> **Exercise**:
Would you transcribe all of the data exactly, down to the last character?

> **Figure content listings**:
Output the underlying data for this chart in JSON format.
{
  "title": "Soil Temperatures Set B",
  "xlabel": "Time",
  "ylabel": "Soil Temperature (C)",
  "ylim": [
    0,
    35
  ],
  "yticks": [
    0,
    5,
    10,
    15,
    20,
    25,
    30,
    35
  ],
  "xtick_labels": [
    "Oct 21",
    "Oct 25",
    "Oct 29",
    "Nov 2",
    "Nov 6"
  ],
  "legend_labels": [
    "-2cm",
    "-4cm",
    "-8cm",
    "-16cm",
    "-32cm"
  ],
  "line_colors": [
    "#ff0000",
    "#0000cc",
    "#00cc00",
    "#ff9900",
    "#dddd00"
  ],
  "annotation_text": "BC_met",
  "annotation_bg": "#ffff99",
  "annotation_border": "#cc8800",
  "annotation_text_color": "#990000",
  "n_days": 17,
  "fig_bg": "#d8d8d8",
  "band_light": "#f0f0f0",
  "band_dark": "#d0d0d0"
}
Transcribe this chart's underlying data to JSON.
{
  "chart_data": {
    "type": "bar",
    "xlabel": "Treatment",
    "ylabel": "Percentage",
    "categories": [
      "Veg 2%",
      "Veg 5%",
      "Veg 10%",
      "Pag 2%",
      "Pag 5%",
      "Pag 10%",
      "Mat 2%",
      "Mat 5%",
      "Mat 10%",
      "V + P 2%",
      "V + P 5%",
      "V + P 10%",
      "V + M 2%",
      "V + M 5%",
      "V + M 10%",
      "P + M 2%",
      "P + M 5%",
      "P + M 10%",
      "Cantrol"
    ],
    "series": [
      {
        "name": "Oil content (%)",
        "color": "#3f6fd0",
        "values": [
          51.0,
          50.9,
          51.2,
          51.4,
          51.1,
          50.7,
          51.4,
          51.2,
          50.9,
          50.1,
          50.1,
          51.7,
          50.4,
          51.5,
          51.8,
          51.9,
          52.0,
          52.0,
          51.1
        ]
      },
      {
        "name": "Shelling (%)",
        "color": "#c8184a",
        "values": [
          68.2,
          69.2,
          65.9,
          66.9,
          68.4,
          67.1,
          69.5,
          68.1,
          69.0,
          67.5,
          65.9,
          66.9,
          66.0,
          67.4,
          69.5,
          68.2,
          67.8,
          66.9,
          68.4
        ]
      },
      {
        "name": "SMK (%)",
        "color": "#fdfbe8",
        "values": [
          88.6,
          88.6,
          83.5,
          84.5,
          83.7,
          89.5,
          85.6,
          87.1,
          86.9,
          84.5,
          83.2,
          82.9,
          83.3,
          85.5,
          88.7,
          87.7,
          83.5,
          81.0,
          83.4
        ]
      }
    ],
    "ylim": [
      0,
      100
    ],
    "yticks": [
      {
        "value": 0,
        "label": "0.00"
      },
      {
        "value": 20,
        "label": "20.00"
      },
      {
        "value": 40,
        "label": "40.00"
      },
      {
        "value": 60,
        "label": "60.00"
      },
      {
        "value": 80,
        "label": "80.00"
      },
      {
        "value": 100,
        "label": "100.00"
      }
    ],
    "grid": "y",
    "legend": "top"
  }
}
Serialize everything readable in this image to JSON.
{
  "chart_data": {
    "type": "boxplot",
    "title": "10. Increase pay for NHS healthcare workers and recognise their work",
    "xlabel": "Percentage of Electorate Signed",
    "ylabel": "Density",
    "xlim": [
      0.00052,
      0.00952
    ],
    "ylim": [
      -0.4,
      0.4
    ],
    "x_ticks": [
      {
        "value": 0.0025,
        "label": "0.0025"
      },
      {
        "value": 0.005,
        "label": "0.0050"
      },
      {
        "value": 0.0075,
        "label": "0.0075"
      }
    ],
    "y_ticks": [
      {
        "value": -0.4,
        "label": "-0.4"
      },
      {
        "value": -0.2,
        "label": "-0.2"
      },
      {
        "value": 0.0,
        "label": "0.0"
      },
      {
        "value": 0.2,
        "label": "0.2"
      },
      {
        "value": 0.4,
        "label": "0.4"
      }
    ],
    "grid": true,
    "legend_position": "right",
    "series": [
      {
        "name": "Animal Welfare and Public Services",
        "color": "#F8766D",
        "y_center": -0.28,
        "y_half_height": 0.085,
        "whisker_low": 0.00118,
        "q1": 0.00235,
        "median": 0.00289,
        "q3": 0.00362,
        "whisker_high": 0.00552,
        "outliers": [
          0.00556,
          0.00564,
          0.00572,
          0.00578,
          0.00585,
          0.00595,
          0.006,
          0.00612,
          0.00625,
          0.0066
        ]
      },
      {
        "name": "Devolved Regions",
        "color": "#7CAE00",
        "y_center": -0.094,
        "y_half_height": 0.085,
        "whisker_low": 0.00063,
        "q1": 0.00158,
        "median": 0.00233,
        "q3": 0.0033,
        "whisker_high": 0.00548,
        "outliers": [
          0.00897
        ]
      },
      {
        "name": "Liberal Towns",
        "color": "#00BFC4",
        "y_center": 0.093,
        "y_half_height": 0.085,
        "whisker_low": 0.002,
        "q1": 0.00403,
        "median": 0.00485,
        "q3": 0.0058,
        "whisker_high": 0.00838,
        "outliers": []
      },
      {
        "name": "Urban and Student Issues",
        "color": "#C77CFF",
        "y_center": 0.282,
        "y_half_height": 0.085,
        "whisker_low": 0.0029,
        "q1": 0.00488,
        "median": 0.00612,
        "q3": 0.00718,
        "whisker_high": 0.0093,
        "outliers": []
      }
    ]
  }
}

> **Solution to this task**:
Output the underlying data for this chart in JSON format.
{
  "title": "Soil Temperatures Set B",
  "xlabel": "Time",
  "ylabel": "Soil Temperature (C)",
  "ylim": [
    0,
    35
  ],
  "yticks": [
    0,
    5,
    10,
    15,
    20,
    25,
    30,
    35
  ],
  "xtick_labels": [
    "Oct 21",
    "Oct 25",
    "Oct 29",
    "Nov 2",
    "Nov 6"
  ],
  "legend_labels": [
    "-2cm",
    "-4cm",
    "-8cm",
    "-16cm",
    "-32cm"
  ],
  "line_colors": [
    "#ff0000",
    "#0000cc",
    "#00cc00",
    "#ff9900",
    "#dddd00"
  ],
  "annotation_text": "BC_met",
  "annotation_bg": "#ffff99",
  "annotation_border": "#cc8800",
  "annotation_text_color": "#990000",
  "n_days": 17,
  "fig_bg": "#d8d8d8",
  "band_light": "#f0f0f0",
  "band_dark": "#d0d0d0"
}
Transcribe this chart's underlying data to JSON.
{
  "chart_data": {
    "type": "bar",
    "xlabel": "Treatment",
    "ylabel": "Percentage",
    "categories": [
      "Veg 2%",
      "Veg 5%",
      "Veg 10%",
      "Pag 2%",
      "Pag 5%",
      "Pag 10%",
      "Mat 2%",
      "Mat 5%",
      "Mat 10%",
      "V + P 2%",
      "V + P 5%",
      "V + P 10%",
      "V + M 2%",
      "V + M 5%",
      "V + M 10%",
      "P + M 2%",
      "P + M 5%",
      "P + M 10%",
      "Cantrol"
    ],
    "series": [
      {
        "name": "Oil content (%)",
        "color": "#3f6fd0",
        "values": [
          51.0,
          50.9,
          51.2,
          51.4,
          51.1,
          50.7,
          51.4,
          51.2,
          50.9,
          50.1,
          50.1,
          51.7,
          50.4,
          51.5,
          51.8,
          51.9,
          52.0,
          52.0,
          51.1
        ]
      },
      {
        "name": "Shelling (%)",
        "color": "#c8184a",
        "values": [
          68.2,
          69.2,
          65.9,
          66.9,
          68.4,
          67.1,
          69.5,
          68.1,
          69.0,
          67.5,
          65.9,
          66.9,
          66.0,
          67.4,
          69.5,
          68.2,
          67.8,
          66.9,
          68.4
        ]
      },
      {
        "name": "SMK (%)",
        "color": "#fdfbe8",
        "values": [
          88.6,
          88.6,
          83.5,
          84.5,
          83.7,
          89.5,
          85.6,
          87.1,
          86.9,
          84.5,
          83.2,
          82.9,
          83.3,
          85.5,
          88.7,
          87.7,
          83.5,
          81.0,
          83.4
        ]
      }
    ],
    "ylim": [
      0,
      100
    ],
    "yticks": [
      {
        "value": 0,
        "label": "0.00"
      },
      {
        "value": 20,
        "label": "20.00"
      },
      {
        "value": 40,
        "label": "40.00"
      },
      {
        "value": 60,
        "label": "60.00"
      },
      {
        "value": 80,
        "label": "80.00"
      },
      {
        "value": 100,
        "label": "100.00"
      }
    ],
    "grid": "y",
    "legend": "top"
  }
}
Serialize everything readable in this image to JSON.
{
  "chart_data": {
    "type": "boxplot",
    "title": "10. Increase pay for NHS healthcare workers and recognise their work",
    "xlabel": "Percentage of Electorate Signed",
    "ylabel": "Density",
    "xlim": [
      0.00052,
      0.00952
    ],
    "ylim": [
      -0.4,
      0.4
    ],
    "x_ticks": [
      {
        "value": 0.0025,
        "label": "0.0025"
      },
      {
        "value": 0.005,
        "label": "0.0050"
      },
      {
        "value": 0.0075,
        "label": "0.0075"
      }
    ],
    "y_ticks": [
      {
        "value": -0.4,
        "label": "-0.4"
      },
      {
        "value": -0.2,
        "label": "-0.2"
      },
      {
        "value": 0.0,
        "label": "0.0"
      },
      {
        "value": 0.2,
        "label": "0.2"
      },
      {
        "value": 0.4,
        "label": "0.4"
      }
    ],
    "grid": true,
    "legend_position": "right",
    "series": [
      {
        "name": "Animal Welfare and Public Services",
        "color": "#F8766D",
        "y_center": -0.28,
        "y_half_height": 0.085,
        "whisker_low": 0.00118,
        "q1": 0.00235,
        "median": 0.00289,
        "q3": 0.00362,
        "whisker_high": 0.00552,
        "outliers": [
          0.00556,
          0.00564,
          0.00572,
          0.00578,
          0.00585,
          0.00595,
          0.006,
          0.00612,
          0.00625,
          0.0066
        ]
      },
      {
        "name": "Devolved Regions",
        "color": "#7CAE00",
        "y_center": -0.094,
        "y_half_height": 0.085,
        "whisker_low": 0.00063,
        "q1": 0.00158,
        "median": 0.00233,
        "q3": 0.0033,
        "whisker_high": 0.00548,
        "outliers": [
          0.00897
        ]
      },
      {
        "name": "Liberal Towns",
        "color": "#00BFC4",
        "y_center": 0.093,
        "y_half_height": 0.085,
        "whisker_low": 0.002,
        "q1": 0.00403,
        "median": 0.00485,
        "q3": 0.0058,
        "whisker_high": 0.00838,
        "outliers": []
      },
      {
        "name": "Urban and Student Issues",
        "color": "#C77CFF",
        "y_center": 0.282,
        "y_half_height": 0.085,
        "whisker_low": 0.0029,
        "q1": 0.00488,
        "median": 0.00612,
        "q3": 0.00718,
        "whisker_high": 0.0093,
        "outliers": []
      }
    ]
  }
}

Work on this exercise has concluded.